What the task asks
With images excluded, write out each entry below exactly as given.

Materials provided
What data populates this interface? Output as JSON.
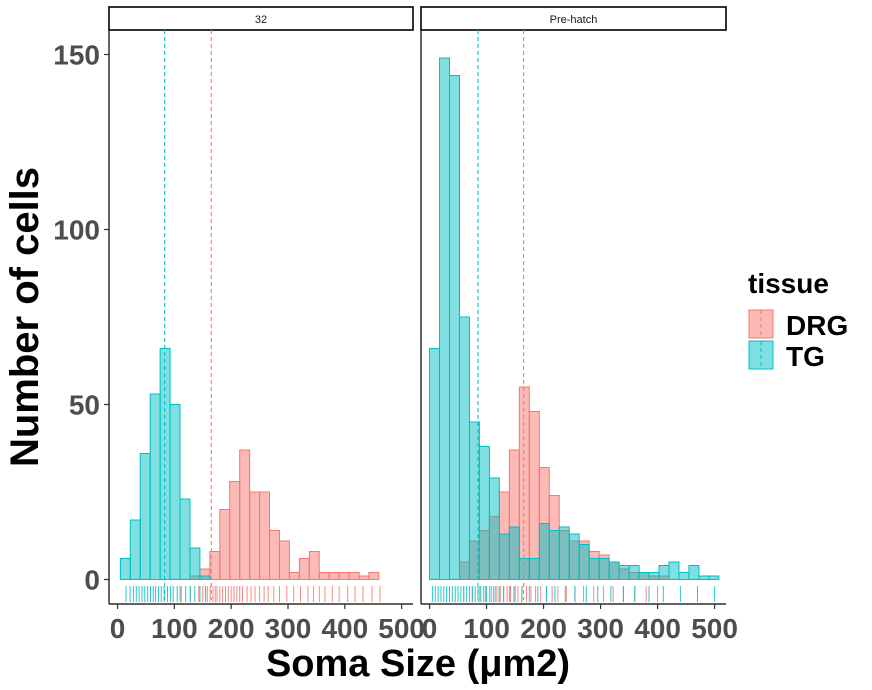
{
  "chart_data": {
    "type": "histogram",
    "xlabel": "Soma Size (μm2)",
    "ylabel": "Number of cells",
    "xlim": [
      -15,
      520
    ],
    "ylim": [
      -7,
      157
    ],
    "xticks": [
      0,
      100,
      200,
      300,
      400,
      500
    ],
    "yticks": [
      0,
      50,
      100,
      150
    ],
    "xtick_labels": [
      "0",
      "100",
      "200",
      "300",
      "400",
      "500"
    ],
    "ytick_labels": [
      "0",
      "50",
      "100",
      "150"
    ],
    "bin_width": 17.5,
    "legend": {
      "title": "tissue",
      "position": "right",
      "entries": [
        {
          "label": "DRG",
          "fill": "#F8766D",
          "stroke": "#F8766D"
        },
        {
          "label": "TG",
          "fill": "#00BFC4",
          "stroke": "#00BFC4"
        }
      ]
    },
    "colors": {
      "DRG": "#F8766D",
      "TG": "#00BFC4"
    },
    "panels": [
      {
        "strip": "32",
        "bin_start": 5,
        "series": [
          {
            "name": "DRG",
            "mean": 165,
            "values": [
              0,
              0,
              0,
              0,
              0,
              0,
              0,
              1,
              3,
              8,
              20,
              28,
              37,
              25,
              25,
              14,
              11,
              2,
              6,
              8,
              2,
              2,
              2,
              2,
              1,
              2,
              0
            ]
          },
          {
            "name": "TG",
            "mean": 83,
            "values": [
              6,
              17,
              36,
              53,
              66,
              50,
              23,
              9,
              1,
              0,
              0,
              0,
              0,
              0,
              0,
              0,
              0,
              0,
              0,
              0,
              0,
              0,
              0,
              0,
              0,
              0,
              0
            ]
          }
        ],
        "rug": {
          "DRG": [
            110,
            128,
            143,
            150,
            158,
            163,
            168,
            172,
            175,
            180,
            185,
            190,
            195,
            200,
            205,
            210,
            215,
            220,
            228,
            235,
            242,
            250,
            258,
            265,
            275,
            285,
            298,
            310,
            322,
            335,
            345,
            355,
            365,
            378,
            390,
            405,
            418,
            432,
            448,
            462
          ],
          "TG": [
            15,
            22,
            28,
            33,
            38,
            43,
            48,
            53,
            58,
            63,
            67,
            72,
            77,
            82,
            88,
            93,
            98,
            105,
            112,
            120,
            128,
            136,
            145,
            155
          ]
        }
      },
      {
        "strip": "Pre-hatch",
        "bin_start": 0,
        "series": [
          {
            "name": "DRG",
            "mean": 165,
            "values": [
              0,
              0,
              0,
              5,
              11,
              14,
              18,
              25,
              37,
              55,
              48,
              32,
              24,
              14,
              11,
              11,
              8,
              7,
              5,
              3,
              2,
              2,
              1,
              1,
              0,
              0,
              0,
              0,
              0
            ]
          },
          {
            "name": "TG",
            "mean": 85,
            "values": [
              66,
              149,
              144,
              75,
              45,
              38,
              29,
              13,
              15,
              6,
              6,
              16,
              14,
              15,
              13,
              10,
              6,
              6,
              5,
              4,
              4,
              2,
              2,
              4,
              5,
              2,
              4,
              1,
              1
            ]
          }
        ],
        "rug": {
          "DRG": [
            60,
            75,
            88,
            98,
            105,
            112,
            118,
            124,
            130,
            136,
            142,
            148,
            155,
            162,
            170,
            178,
            186,
            195,
            205,
            215,
            225,
            240,
            255,
            270,
            288,
            305,
            322,
            340,
            360,
            380,
            400
          ],
          "TG": [
            5,
            10,
            15,
            20,
            25,
            30,
            35,
            40,
            45,
            50,
            55,
            60,
            65,
            70,
            75,
            80,
            85,
            90,
            95,
            100,
            108,
            115,
            122,
            130,
            140,
            150,
            162,
            175,
            190,
            205,
            220,
            238,
            255,
            275,
            295,
            318,
            340,
            360,
            385,
            410,
            440,
            470,
            500
          ]
        }
      }
    ]
  }
}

The answer
What data populates this interface? Output as JSON.
{
  "chart_data": {
    "type": "histogram",
    "xlabel": "Soma Size (μm2)",
    "ylabel": "Number of cells",
    "xlim": [
      -15,
      520
    ],
    "ylim": [
      -7,
      157
    ],
    "xticks": [
      0,
      100,
      200,
      300,
      400,
      500
    ],
    "yticks": [
      0,
      50,
      100,
      150
    ],
    "xtick_labels": [
      "0",
      "100",
      "200",
      "300",
      "400",
      "500"
    ],
    "ytick_labels": [
      "0",
      "50",
      "100",
      "150"
    ],
    "bin_width": 17.5,
    "legend": {
      "title": "tissue",
      "position": "right",
      "entries": [
        {
          "label": "DRG",
          "fill": "#F8766D",
          "stroke": "#F8766D"
        },
        {
          "label": "TG",
          "fill": "#00BFC4",
          "stroke": "#00BFC4"
        }
      ]
    },
    "colors": {
      "DRG": "#F8766D",
      "TG": "#00BFC4"
    },
    "panels": [
      {
        "strip": "32",
        "bin_start": 5,
        "series": [
          {
            "name": "DRG",
            "mean": 165,
            "values": [
              0,
              0,
              0,
              0,
              0,
              0,
              0,
              1,
              3,
              8,
              20,
              28,
              37,
              25,
              25,
              14,
              11,
              2,
              6,
              8,
              2,
              2,
              2,
              2,
              1,
              2,
              0
            ]
          },
          {
            "name": "TG",
            "mean": 83,
            "values": [
              6,
              17,
              36,
              53,
              66,
              50,
              23,
              9,
              1,
              0,
              0,
              0,
              0,
              0,
              0,
              0,
              0,
              0,
              0,
              0,
              0,
              0,
              0,
              0,
              0,
              0,
              0
            ]
          }
        ],
        "rug": {
          "DRG": [
            110,
            128,
            143,
            150,
            158,
            163,
            168,
            172,
            175,
            180,
            185,
            190,
            195,
            200,
            205,
            210,
            215,
            220,
            228,
            235,
            242,
            250,
            258,
            265,
            275,
            285,
            298,
            310,
            322,
            335,
            345,
            355,
            365,
            378,
            390,
            405,
            418,
            432,
            448,
            462
          ],
          "TG": [
            15,
            22,
            28,
            33,
            38,
            43,
            48,
            53,
            58,
            63,
            67,
            72,
            77,
            82,
            88,
            93,
            98,
            105,
            112,
            120,
            128,
            136,
            145,
            155
          ]
        }
      },
      {
        "strip": "Pre-hatch",
        "bin_start": 0,
        "series": [
          {
            "name": "DRG",
            "mean": 165,
            "values": [
              0,
              0,
              0,
              5,
              11,
              14,
              18,
              25,
              37,
              55,
              48,
              32,
              24,
              14,
              11,
              11,
              8,
              7,
              5,
              3,
              2,
              2,
              1,
              1,
              0,
              0,
              0,
              0,
              0
            ]
          },
          {
            "name": "TG",
            "mean": 85,
            "values": [
              66,
              149,
              144,
              75,
              45,
              38,
              29,
              13,
              15,
              6,
              6,
              16,
              14,
              15,
              13,
              10,
              6,
              6,
              5,
              4,
              4,
              2,
              2,
              4,
              5,
              2,
              4,
              1,
              1
            ]
          }
        ],
        "rug": {
          "DRG": [
            60,
            75,
            88,
            98,
            105,
            112,
            118,
            124,
            130,
            136,
            142,
            148,
            155,
            162,
            170,
            178,
            186,
            195,
            205,
            215,
            225,
            240,
            255,
            270,
            288,
            305,
            322,
            340,
            360,
            380,
            400
          ],
          "TG": [
            5,
            10,
            15,
            20,
            25,
            30,
            35,
            40,
            45,
            50,
            55,
            60,
            65,
            70,
            75,
            80,
            85,
            90,
            95,
            100,
            108,
            115,
            122,
            130,
            140,
            150,
            162,
            175,
            190,
            205,
            220,
            238,
            255,
            275,
            295,
            318,
            340,
            360,
            385,
            410,
            440,
            470,
            500
          ]
        }
      }
    ]
  }
}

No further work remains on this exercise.